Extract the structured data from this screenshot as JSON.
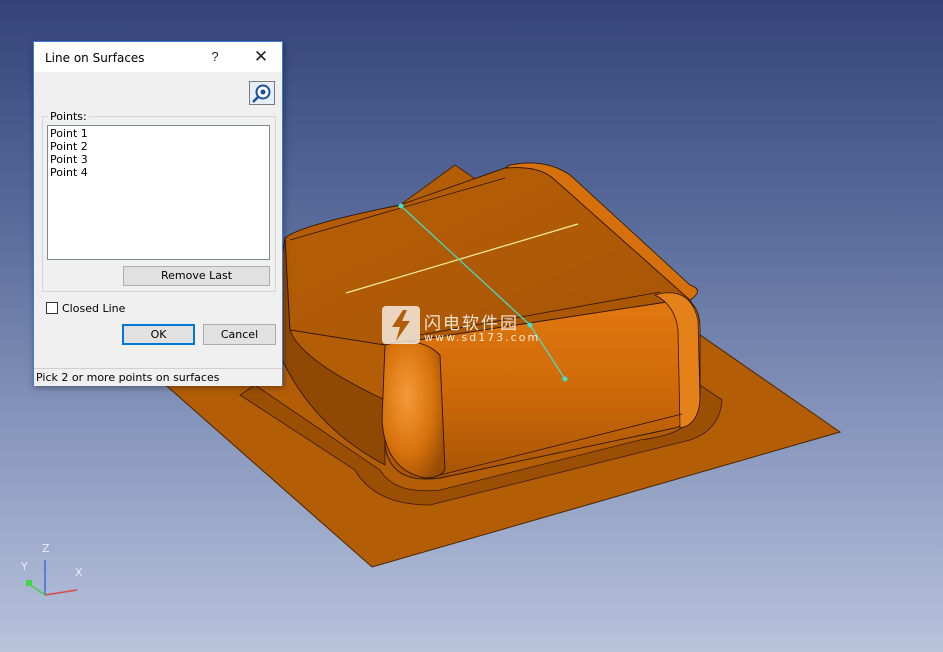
{
  "dialog": {
    "title": "Line on Surfaces",
    "help_glyph": "?",
    "close_glyph": "✕",
    "points_label": "Points:",
    "points": [
      "Point 1",
      "Point 2",
      "Point 3",
      "Point 4"
    ],
    "remove_last_label": "Remove Last",
    "closed_line_label": "Closed Line",
    "closed_line_checked": false,
    "ok_label": "OK",
    "cancel_label": "Cancel",
    "status": "Pick 2 or more points on surfaces",
    "pick_icon": "pick-point-icon"
  },
  "triad": {
    "z": "Z",
    "y": "Y",
    "x": "X"
  },
  "watermark": {
    "text": "闪电软件园",
    "url": "www.sd173.com"
  },
  "colors": {
    "part_face": "#b35e07",
    "part_light": "#e67e14",
    "part_dark": "#8c4a05",
    "selection_line": "#40e0d0",
    "highlight_line": "#f5f0a0",
    "dialog_accent": "#0078d7"
  }
}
——
Without the pictures, retype the whole of the material above exactly.

Output below –
Extract the structured data from this screenshot as JSON.
{
  "dialog": {
    "title": "Line on Surfaces",
    "help_glyph": "?",
    "close_glyph": "✕",
    "points_label": "Points:",
    "points": [
      "Point 1",
      "Point 2",
      "Point 3",
      "Point 4"
    ],
    "remove_last_label": "Remove Last",
    "closed_line_label": "Closed Line",
    "closed_line_checked": false,
    "ok_label": "OK",
    "cancel_label": "Cancel",
    "status": "Pick 2 or more points on surfaces",
    "pick_icon": "pick-point-icon"
  },
  "triad": {
    "z": "Z",
    "y": "Y",
    "x": "X"
  },
  "watermark": {
    "text": "闪电软件园",
    "url": "www.sd173.com"
  },
  "colors": {
    "part_face": "#b35e07",
    "part_light": "#e67e14",
    "part_dark": "#8c4a05",
    "selection_line": "#40e0d0",
    "highlight_line": "#f5f0a0",
    "dialog_accent": "#0078d7"
  }
}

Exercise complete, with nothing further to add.